# Tugas Anda
(1) Menurut kutipan kajian At-Tibyan tentang menghormati Ahlul Qur'an, mengapa seseorang dibimbing untuk senantiasa memperhatikan dan memperbaiki amalan hatinya? Jawablah dalam satu sampai tiga kalimat.
(2) Salin kembali secara persis bagian baris data yang dibuka dengan baris berisi "Output each element" dan ditutup dengan baris berisi "- svg-text:3: 3: [553, 719, 565, 742]", termasuk kedua baris tersebut. Jangan sertakan gambar dalam jawaban.

# Kutipan Terpilih
————————

بِسْــــــــــــــــــمِ اللهِ الرَّحْمَنِ الرَّحِيْمِ

Kajian Kitab At-Tibyan fi Adab Hamalat Al-Quran
Karya Imam An-Nawawi 𝓡𝓪𝓱𝓲𝓶𝓪𝓱𝓾𝓵𝓵𝓪𝓱
Bersama Ustadz Nefri Abu Abdillah, Lc 𝓱𝓪𝓯𝓲𝔃𝓱𝓪𝓱𝓾𝓵𝓵𝓪𝓱
Al-Khor, 1 Rabi’ul Awal 1446/ 4 September 2024.


Kajian 6 | Bab 3: Menghormati Ahlul Qur’an dan Larangan Menyakiti Mereka.

Allah azza wa jalla berfirman:

ذَٰلِكَ وَمَن يُعَظِّمْ شَعَٰٓئِرَ ٱللَّهِ فَإِنَّهَا مِن تَقْوَى ٱلْقُلُوبِ

Demikianlah (perintah Allah). Dan barangsiapa mengagungkan syiar-syiar Allah, maka sesungguhnya itu timbul dari tetakwaan hati.” (Al-Hajj: 32).

Itulah yang Allah perintahkan berupa tauhid, memurnikan ibadah kepada-Nya, serta menjauhi berhala-berhala dan ucapan dusta. Dan barangsiapa yang mengagungkan syiar-syiar agama ini -diantaranya; penyembelihan hadyu dan manasik haji- maka pengagungan tersebut merupakan bentuk ketakwaan hati terhadap Tuhannya.

Terdapat bimbingan Nabi untuk senantiasa memperhatikan amalan batin/hati, berusaha untuk memperbaikinya; karena taqwa itu tempatnya di hati, dan sebagai barometer kebaikan pada diri seseorang.

————————

# Baris Data

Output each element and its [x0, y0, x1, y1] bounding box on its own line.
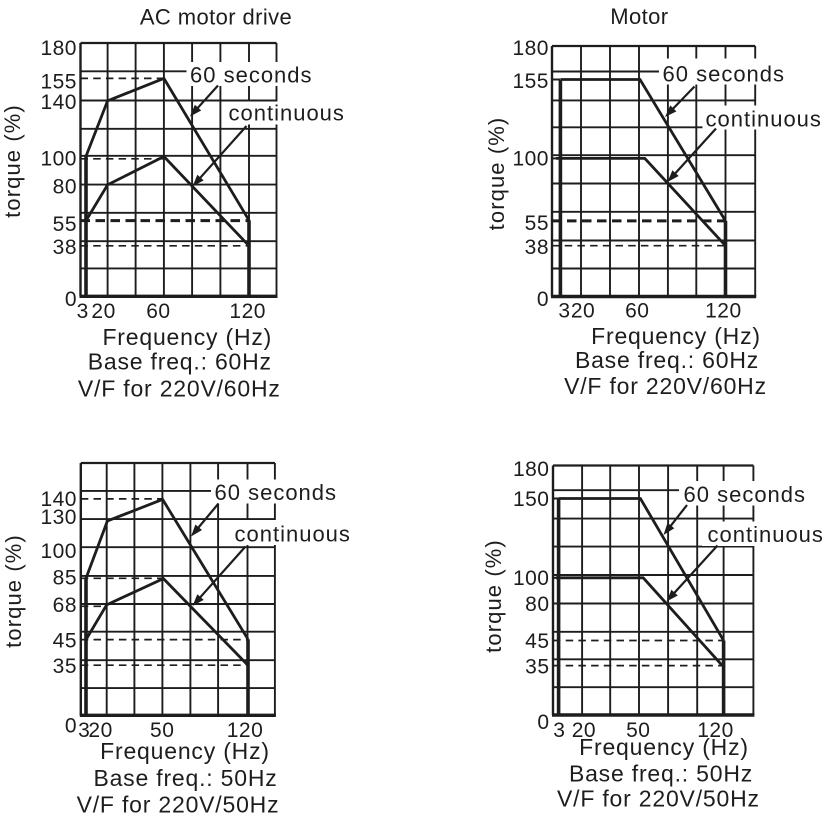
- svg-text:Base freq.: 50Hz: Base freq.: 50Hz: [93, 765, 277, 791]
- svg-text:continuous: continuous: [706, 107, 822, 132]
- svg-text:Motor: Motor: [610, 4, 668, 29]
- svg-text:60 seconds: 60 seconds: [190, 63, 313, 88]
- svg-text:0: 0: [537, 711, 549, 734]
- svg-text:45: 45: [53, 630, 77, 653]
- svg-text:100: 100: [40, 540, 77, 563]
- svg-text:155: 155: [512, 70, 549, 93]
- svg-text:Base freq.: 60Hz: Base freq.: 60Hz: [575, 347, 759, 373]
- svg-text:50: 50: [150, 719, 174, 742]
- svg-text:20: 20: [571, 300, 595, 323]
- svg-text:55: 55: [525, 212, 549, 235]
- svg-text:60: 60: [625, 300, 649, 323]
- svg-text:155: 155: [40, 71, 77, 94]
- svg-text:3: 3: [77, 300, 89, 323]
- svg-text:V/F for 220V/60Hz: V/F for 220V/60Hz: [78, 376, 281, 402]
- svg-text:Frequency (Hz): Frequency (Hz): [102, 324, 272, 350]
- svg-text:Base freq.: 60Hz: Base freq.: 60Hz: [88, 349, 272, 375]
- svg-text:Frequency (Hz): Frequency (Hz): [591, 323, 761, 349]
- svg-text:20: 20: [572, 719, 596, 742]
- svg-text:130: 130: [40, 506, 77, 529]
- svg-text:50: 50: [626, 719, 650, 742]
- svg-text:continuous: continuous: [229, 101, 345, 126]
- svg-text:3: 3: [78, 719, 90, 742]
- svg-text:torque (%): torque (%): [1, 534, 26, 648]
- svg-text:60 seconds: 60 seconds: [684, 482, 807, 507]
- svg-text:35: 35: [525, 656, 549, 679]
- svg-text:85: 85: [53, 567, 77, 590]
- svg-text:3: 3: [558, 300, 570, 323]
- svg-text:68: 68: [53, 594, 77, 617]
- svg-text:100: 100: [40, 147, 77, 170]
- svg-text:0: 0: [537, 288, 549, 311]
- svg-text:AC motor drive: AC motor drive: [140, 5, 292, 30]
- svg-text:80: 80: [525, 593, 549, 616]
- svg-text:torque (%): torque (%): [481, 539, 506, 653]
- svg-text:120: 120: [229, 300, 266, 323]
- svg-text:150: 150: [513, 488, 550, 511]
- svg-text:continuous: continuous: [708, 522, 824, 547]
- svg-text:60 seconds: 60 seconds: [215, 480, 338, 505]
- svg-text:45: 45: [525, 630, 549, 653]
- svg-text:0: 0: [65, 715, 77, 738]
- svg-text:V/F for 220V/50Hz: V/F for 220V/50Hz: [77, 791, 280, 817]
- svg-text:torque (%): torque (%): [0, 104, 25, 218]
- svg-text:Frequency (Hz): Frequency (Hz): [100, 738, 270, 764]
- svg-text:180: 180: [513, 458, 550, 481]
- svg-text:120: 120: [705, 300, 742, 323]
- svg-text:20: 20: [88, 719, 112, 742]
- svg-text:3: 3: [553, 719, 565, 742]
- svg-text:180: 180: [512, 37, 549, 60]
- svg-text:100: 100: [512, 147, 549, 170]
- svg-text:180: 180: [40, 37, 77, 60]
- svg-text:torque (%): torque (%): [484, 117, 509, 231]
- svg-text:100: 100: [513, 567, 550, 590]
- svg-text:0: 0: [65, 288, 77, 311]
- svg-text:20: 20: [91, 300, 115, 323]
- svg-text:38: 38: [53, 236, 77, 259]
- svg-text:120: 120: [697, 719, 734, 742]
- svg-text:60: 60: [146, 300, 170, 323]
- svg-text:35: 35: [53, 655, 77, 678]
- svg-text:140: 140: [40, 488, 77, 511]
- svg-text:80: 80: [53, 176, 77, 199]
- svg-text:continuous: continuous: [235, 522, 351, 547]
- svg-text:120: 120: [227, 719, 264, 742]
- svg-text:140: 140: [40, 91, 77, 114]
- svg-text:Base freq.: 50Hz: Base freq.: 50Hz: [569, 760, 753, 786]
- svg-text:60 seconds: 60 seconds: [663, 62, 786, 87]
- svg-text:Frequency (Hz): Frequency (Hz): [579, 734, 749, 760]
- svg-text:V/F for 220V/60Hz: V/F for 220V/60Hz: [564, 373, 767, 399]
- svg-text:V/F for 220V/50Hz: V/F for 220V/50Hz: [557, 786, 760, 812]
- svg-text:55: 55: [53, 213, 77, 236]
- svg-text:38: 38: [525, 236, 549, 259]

————————

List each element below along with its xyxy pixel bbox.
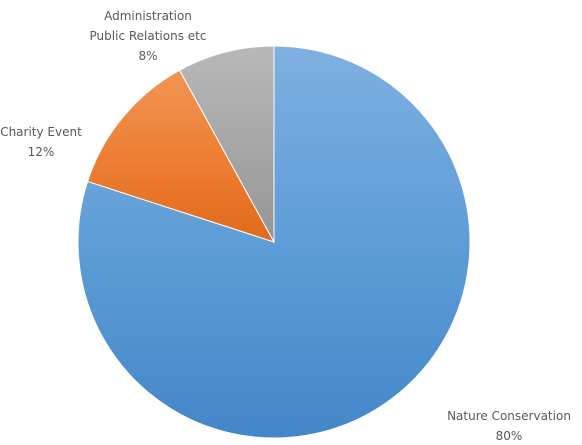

————————

# Hasil Tiap Tugas
(1) Alasannya adalah bahwa takwa itu tempatnya di hati. Takwa tersebut juga menjadi barometer kebaikan pada diri seseorang.

(2)
Output each element and its [x0, y0, x1, y1] bounding box on its own line.
- svg-text:Base freq.: 50Hz: Base freq.: 50Hz: [93, 765, 277, 791]
- svg-text:continuous: continuous: [706, 107, 822, 132]
- svg-text:Motor: Motor: [610, 4, 668, 29]
- svg-text:60 seconds: 60 seconds: [190, 63, 313, 88]
- svg-text:0: 0: [537, 711, 549, 734]
- svg-text:45: 45: [53, 630, 77, 653]
- svg-text:100: 100: [40, 540, 77, 563]
- svg-text:155: 155: [512, 70, 549, 93]
- svg-text:Base freq.: 60Hz: Base freq.: 60Hz: [575, 347, 759, 373]
- svg-text:50: 50: [150, 719, 174, 742]
- svg-text:20: 20: [571, 300, 595, 323]
- svg-text:55: 55: [525, 212, 549, 235]
- svg-text:60: 60: [625, 300, 649, 323]
- svg-text:155: 155: [40, 71, 77, 94]
- svg-text:3: 3: [77, 300, 89, 323]
- svg-text:V/F for 220V/60Hz: V/F for 220V/60Hz: [78, 376, 281, 402]
- svg-text:Frequency (Hz): Frequency (Hz): [102, 324, 272, 350]
- svg-text:Base freq.: 60Hz: Base freq.: 60Hz: [88, 349, 272, 375]
- svg-text:Frequency (Hz): Frequency (Hz): [591, 323, 761, 349]
- svg-text:20: 20: [572, 719, 596, 742]
- svg-text:130: 130: [40, 506, 77, 529]
- svg-text:50: 50: [626, 719, 650, 742]
- svg-text:continuous: continuous: [229, 101, 345, 126]
- svg-text:3: 3: [78, 719, 90, 742]
- svg-text:torque (%): torque (%): [1, 534, 26, 648]
- svg-text:60 seconds: 60 seconds: [684, 482, 807, 507]
- svg-text:35: 35: [525, 656, 549, 679]
- svg-text:85: 85: [53, 567, 77, 590]
- svg-text:3: 3: [558, 300, 570, 323]
- svg-text:68: 68: [53, 594, 77, 617]
- svg-text:100: 100: [40, 147, 77, 170]
- svg-text:0: 0: [537, 288, 549, 311]
- svg-text:AC motor drive: AC motor drive: [140, 5, 292, 30]
- svg-text:80: 80: [525, 593, 549, 616]
- svg-text:torque (%): torque (%): [481, 539, 506, 653]
- svg-text:120: 120: [229, 300, 266, 323]
- svg-text:150: 150: [513, 488, 550, 511]
- svg-text:continuous: continuous: [708, 522, 824, 547]
- svg-text:60 seconds: 60 seconds: [215, 480, 338, 505]
- svg-text:45: 45: [525, 630, 549, 653]
- svg-text:0: 0: [65, 715, 77, 738]
- svg-text:V/F for 220V/50Hz: V/F for 220V/50Hz: [77, 791, 280, 817]
- svg-text:torque (%): torque (%): [0, 104, 25, 218]
- svg-text:Frequency (Hz): Frequency (Hz): [100, 738, 270, 764]
- svg-text:180: 180: [513, 458, 550, 481]
- svg-text:120: 120: [705, 300, 742, 323]
- svg-text:20: 20: [88, 719, 112, 742]
- svg-text:3: 3: [553, 719, 565, 742]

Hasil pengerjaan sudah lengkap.